Chart and figure data
____
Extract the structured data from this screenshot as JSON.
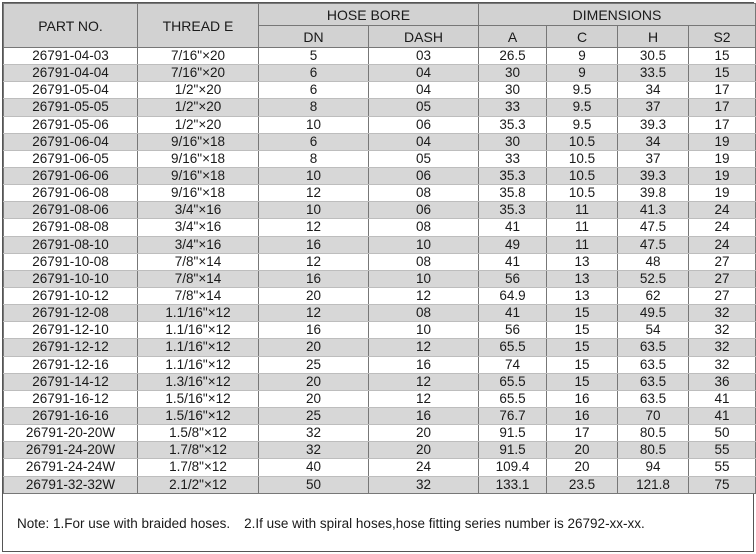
{
  "headers": {
    "part_no": "PART NO.",
    "thread_e": "THREAD E",
    "hose_bore": "HOSE BORE",
    "dimensions": "DIMENSIONS",
    "dn": "DN",
    "dash": "DASH",
    "a": "A",
    "c": "C",
    "h": "H",
    "s2": "S2"
  },
  "rows": [
    [
      "26791-04-03",
      "7/16\"×20",
      "5",
      "03",
      "26.5",
      "9",
      "30.5",
      "15"
    ],
    [
      "26791-04-04",
      "7/16\"×20",
      "6",
      "04",
      "30",
      "9",
      "33.5",
      "15"
    ],
    [
      "26791-05-04",
      "1/2\"×20",
      "6",
      "04",
      "30",
      "9.5",
      "34",
      "17"
    ],
    [
      "26791-05-05",
      "1/2\"×20",
      "8",
      "05",
      "33",
      "9.5",
      "37",
      "17"
    ],
    [
      "26791-05-06",
      "1/2\"×20",
      "10",
      "06",
      "35.3",
      "9.5",
      "39.3",
      "17"
    ],
    [
      "26791-06-04",
      "9/16\"×18",
      "6",
      "04",
      "30",
      "10.5",
      "34",
      "19"
    ],
    [
      "26791-06-05",
      "9/16\"×18",
      "8",
      "05",
      "33",
      "10.5",
      "37",
      "19"
    ],
    [
      "26791-06-06",
      "9/16\"×18",
      "10",
      "06",
      "35.3",
      "10.5",
      "39.3",
      "19"
    ],
    [
      "26791-06-08",
      "9/16\"×18",
      "12",
      "08",
      "35.8",
      "10.5",
      "39.8",
      "19"
    ],
    [
      "26791-08-06",
      "3/4\"×16",
      "10",
      "06",
      "35.3",
      "11",
      "41.3",
      "24"
    ],
    [
      "26791-08-08",
      "3/4\"×16",
      "12",
      "08",
      "41",
      "11",
      "47.5",
      "24"
    ],
    [
      "26791-08-10",
      "3/4\"×16",
      "16",
      "10",
      "49",
      "11",
      "47.5",
      "24"
    ],
    [
      "26791-10-08",
      "7/8\"×14",
      "12",
      "08",
      "41",
      "13",
      "48",
      "27"
    ],
    [
      "26791-10-10",
      "7/8\"×14",
      "16",
      "10",
      "56",
      "13",
      "52.5",
      "27"
    ],
    [
      "26791-10-12",
      "7/8\"×14",
      "20",
      "12",
      "64.9",
      "13",
      "62",
      "27"
    ],
    [
      "26791-12-08",
      "1.1/16\"×12",
      "12",
      "08",
      "41",
      "15",
      "49.5",
      "32"
    ],
    [
      "26791-12-10",
      "1.1/16\"×12",
      "16",
      "10",
      "56",
      "15",
      "54",
      "32"
    ],
    [
      "26791-12-12",
      "1.1/16\"×12",
      "20",
      "12",
      "65.5",
      "15",
      "63.5",
      "32"
    ],
    [
      "26791-12-16",
      "1.1/16\"×12",
      "25",
      "16",
      "74",
      "15",
      "63.5",
      "32"
    ],
    [
      "26791-14-12",
      "1.3/16\"×12",
      "20",
      "12",
      "65.5",
      "15",
      "63.5",
      "36"
    ],
    [
      "26791-16-12",
      "1.5/16\"×12",
      "20",
      "12",
      "65.5",
      "16",
      "63.5",
      "41"
    ],
    [
      "26791-16-16",
      "1.5/16\"×12",
      "25",
      "16",
      "76.7",
      "16",
      "70",
      "41"
    ],
    [
      "26791-20-20W",
      "1.5/8\"×12",
      "32",
      "20",
      "91.5",
      "17",
      "80.5",
      "50"
    ],
    [
      "26791-24-20W",
      "1.7/8\"×12",
      "32",
      "20",
      "91.5",
      "20",
      "80.5",
      "55"
    ],
    [
      "26791-24-24W",
      "1.7/8\"×12",
      "40",
      "24",
      "109.4",
      "20",
      "94",
      "55"
    ],
    [
      "26791-32-32W",
      "2.1/2\"×12",
      "50",
      "32",
      "133.1",
      "23.5",
      "121.8",
      "75"
    ]
  ],
  "note": {
    "part1": "Note: 1.For use with braided hoses.",
    "part2": "2.If use with spiral hoses,hose fitting series number is 26792-xx-xx."
  }
}
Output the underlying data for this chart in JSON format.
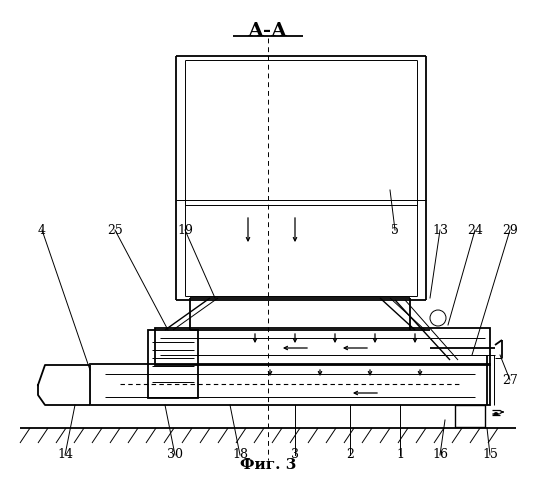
{
  "title": "А-А",
  "fig_label": "Фиг. 3",
  "bg_color": "#ffffff",
  "line_color": "#000000",
  "lw_main": 1.3,
  "lw_thin": 0.7,
  "lw_med": 1.0
}
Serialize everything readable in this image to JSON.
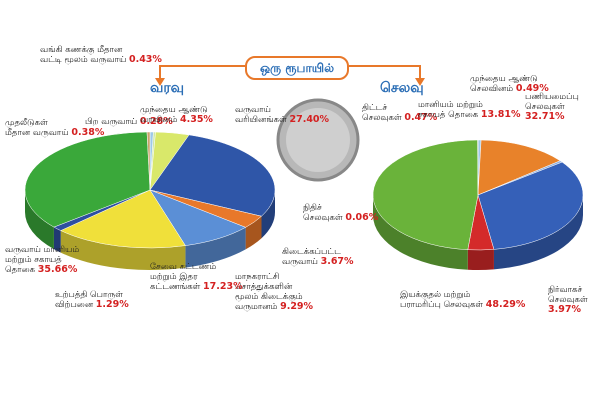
{
  "header": {
    "title": "ஒரு ரூபாயில்"
  },
  "chart_data": [
    {
      "type": "pie",
      "title": "வரவு",
      "categories": [
        "வங்கி கணக்கு மீதான\nவட்டி மூலம் வருவாய்",
        "பிற வருவாய்",
        "முந்தைய ஆண்டு\nவரவினம்",
        "வருவாய்\nவரியினங்கள்",
        "கிடைக்கப்பட்ட\nவருவாய்",
        "மாநகராட்சி\nசொத்துக்களின்\nமூலம் கிடைக்கும்\nவருமானம்",
        "சேவை கட்டணம்\nமற்றும் இதர\nகட்டணங்கள்",
        "உற்பத்தி பொருள்\nவிற்பனை",
        "வருவாய் மானியம்\nமற்றும் சகாயத்\nதொகை",
        "முதலீடுகள்\nமீதான வருவாய்"
      ],
      "values": [
        0.43,
        0.28,
        4.35,
        27.4,
        3.67,
        9.29,
        17.23,
        1.29,
        35.66,
        0.38
      ],
      "value_labels": [
        "0.43%",
        "0.28%",
        "4.35%",
        "27.40%",
        "3.67%",
        "9.29%",
        "17.23%",
        "1.29%",
        "35.66%",
        "0.38%"
      ],
      "colors": [
        "#9ec9e8",
        "#cfe8a8",
        "#d9e86a",
        "#2f56a8",
        "#e8782a",
        "#5b8fd6",
        "#f0e03a",
        "#2e4fa0",
        "#3aa83a",
        "#c9a36a"
      ]
    },
    {
      "type": "pie",
      "title": "செலவு",
      "categories": [
        "திட்டச்\nசெலவுகள்",
        "மானியம் மற்றும்\nசகாயத் தொகை",
        "முந்தைய ஆண்டு\nசெலவினம்",
        "பணியமைப்பு\nசெலவுகள்",
        "நிர்வாகச்\nசெலவுகள்",
        "இயக்குதல் மற்றும்\nபராமரிப்பு செலவுகள்",
        "நிதிச்\nசெலவுகள்"
      ],
      "values": [
        0.47,
        13.81,
        0.49,
        32.71,
        3.97,
        48.29,
        0.06
      ],
      "value_labels": [
        "0.47%",
        "13.81%",
        "0.49%",
        "32.71%",
        "3.97%",
        "48.29%",
        "0.06%"
      ],
      "colors": [
        "#a0c8e8",
        "#e8822a",
        "#8fb0e0",
        "#3560b8",
        "#d42a2a",
        "#6ab33a",
        "#888888"
      ]
    }
  ]
}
____
Short task: Quote the entries in full. Any image among them is to be omitted from the copy.

Final result:
Extract the structured data from this screenshot as JSON.
{
  "headers": {
    "part_no": "PART NO.",
    "thread_e": "THREAD E",
    "hose_bore": "HOSE BORE",
    "dimensions": "DIMENSIONS",
    "dn": "DN",
    "dash": "DASH",
    "a": "A",
    "c": "C",
    "h": "H",
    "s2": "S2"
  },
  "rows": [
    [
      "26791-04-03",
      "7/16\"×20",
      "5",
      "03",
      "26.5",
      "9",
      "30.5",
      "15"
    ],
    [
      "26791-04-04",
      "7/16\"×20",
      "6",
      "04",
      "30",
      "9",
      "33.5",
      "15"
    ],
    [
      "26791-05-04",
      "1/2\"×20",
      "6",
      "04",
      "30",
      "9.5",
      "34",
      "17"
    ],
    [
      "26791-05-05",
      "1/2\"×20",
      "8",
      "05",
      "33",
      "9.5",
      "37",
      "17"
    ],
    [
      "26791-05-06",
      "1/2\"×20",
      "10",
      "06",
      "35.3",
      "9.5",
      "39.3",
      "17"
    ],
    [
      "26791-06-04",
      "9/16\"×18",
      "6",
      "04",
      "30",
      "10.5",
      "34",
      "19"
    ],
    [
      "26791-06-05",
      "9/16\"×18",
      "8",
      "05",
      "33",
      "10.5",
      "37",
      "19"
    ],
    [
      "26791-06-06",
      "9/16\"×18",
      "10",
      "06",
      "35.3",
      "10.5",
      "39.3",
      "19"
    ],
    [
      "26791-06-08",
      "9/16\"×18",
      "12",
      "08",
      "35.8",
      "10.5",
      "39.8",
      "19"
    ],
    [
      "26791-08-06",
      "3/4\"×16",
      "10",
      "06",
      "35.3",
      "11",
      "41.3",
      "24"
    ],
    [
      "26791-08-08",
      "3/4\"×16",
      "12",
      "08",
      "41",
      "11",
      "47.5",
      "24"
    ],
    [
      "26791-08-10",
      "3/4\"×16",
      "16",
      "10",
      "49",
      "11",
      "47.5",
      "24"
    ],
    [
      "26791-10-08",
      "7/8\"×14",
      "12",
      "08",
      "41",
      "13",
      "48",
      "27"
    ],
    [
      "26791-10-10",
      "7/8\"×14",
      "16",
      "10",
      "56",
      "13",
      "52.5",
      "27"
    ],
    [
      "26791-10-12",
      "7/8\"×14",
      "20",
      "12",
      "64.9",
      "13",
      "62",
      "27"
    ],
    [
      "26791-12-08",
      "1.1/16\"×12",
      "12",
      "08",
      "41",
      "15",
      "49.5",
      "32"
    ],
    [
      "26791-12-10",
      "1.1/16\"×12",
      "16",
      "10",
      "56",
      "15",
      "54",
      "32"
    ],
    [
      "26791-12-12",
      "1.1/16\"×12",
      "20",
      "12",
      "65.5",
      "15",
      "63.5",
      "32"
    ],
    [
      "26791-12-16",
      "1.1/16\"×12",
      "25",
      "16",
      "74",
      "15",
      "63.5",
      "32"
    ],
    [
      "26791-14-12",
      "1.3/16\"×12",
      "20",
      "12",
      "65.5",
      "15",
      "63.5",
      "36"
    ],
    [
      "26791-16-12",
      "1.5/16\"×12",
      "20",
      "12",
      "65.5",
      "16",
      "63.5",
      "41"
    ],
    [
      "26791-16-16",
      "1.5/16\"×12",
      "25",
      "16",
      "76.7",
      "16",
      "70",
      "41"
    ],
    [
      "26791-20-20W",
      "1.5/8\"×12",
      "32",
      "20",
      "91.5",
      "17",
      "80.5",
      "50"
    ],
    [
      "26791-24-20W",
      "1.7/8\"×12",
      "32",
      "20",
      "91.5",
      "20",
      "80.5",
      "55"
    ],
    [
      "26791-24-24W",
      "1.7/8\"×12",
      "40",
      "24",
      "109.4",
      "20",
      "94",
      "55"
    ],
    [
      "26791-32-32W",
      "2.1/2\"×12",
      "50",
      "32",
      "133.1",
      "23.5",
      "121.8",
      "75"
    ]
  ],
  "note": {
    "part1": "Note: 1.For use with braided hoses.",
    "part2": "2.If use with spiral hoses,hose fitting series number is 26792-xx-xx."
  }
}
Output the underlying data for this chart in JSON format.
{
  "title": "А-А",
  "fig_label": "Фиг. 3",
  "bg_color": "#ffffff",
  "line_color": "#000000",
  "lw_main": 1.3,
  "lw_thin": 0.7,
  "lw_med": 1.0
}
Serialize everything readable in this image to JSON.
{
  "header": {
    "title": "ஒரு ரூபாயில்"
  },
  "chart_data": [
    {
      "type": "pie",
      "title": "வரவு",
      "categories": [
        "வங்கி கணக்கு மீதான\nவட்டி மூலம் வருவாய்",
        "பிற வருவாய்",
        "முந்தைய ஆண்டு\nவரவினம்",
        "வருவாய்\nவரியினங்கள்",
        "கிடைக்கப்பட்ட\nவருவாய்",
        "மாநகராட்சி\nசொத்துக்களின்\nமூலம் கிடைக்கும்\nவருமானம்",
        "சேவை கட்டணம்\nமற்றும் இதர\nகட்டணங்கள்",
        "உற்பத்தி பொருள்\nவிற்பனை",
        "வருவாய் மானியம்\nமற்றும் சகாயத்\nதொகை",
        "முதலீடுகள்\nமீதான வருவாய்"
      ],
      "values": [
        0.43,
        0.28,
        4.35,
        27.4,
        3.67,
        9.29,
        17.23,
        1.29,
        35.66,
        0.38
      ],
      "value_labels": [
        "0.43%",
        "0.28%",
        "4.35%",
        "27.40%",
        "3.67%",
        "9.29%",
        "17.23%",
        "1.29%",
        "35.66%",
        "0.38%"
      ],
      "colors": [
        "#9ec9e8",
        "#cfe8a8",
        "#d9e86a",
        "#2f56a8",
        "#e8782a",
        "#5b8fd6",
        "#f0e03a",
        "#2e4fa0",
        "#3aa83a",
        "#c9a36a"
      ]
    },
    {
      "type": "pie",
      "title": "செலவு",
      "categories": [
        "திட்டச்\nசெலவுகள்",
        "மானியம் மற்றும்\nசகாயத் தொகை",
        "முந்தைய ஆண்டு\nசெலவினம்",
        "பணியமைப்பு\nசெலவுகள்",
        "நிர்வாகச்\nசெலவுகள்",
        "இயக்குதல் மற்றும்\nபராமரிப்பு செலவுகள்",
        "நிதிச்\nசெலவுகள்"
      ],
      "values": [
        0.47,
        13.81,
        0.49,
        32.71,
        3.97,
        48.29,
        0.06
      ],
      "value_labels": [
        "0.47%",
        "13.81%",
        "0.49%",
        "32.71%",
        "3.97%",
        "48.29%",
        "0.06%"
      ],
      "colors": [
        "#a0c8e8",
        "#e8822a",
        "#8fb0e0",
        "#3560b8",
        "#d42a2a",
        "#6ab33a",
        "#888888"
      ]
    }
  ]
}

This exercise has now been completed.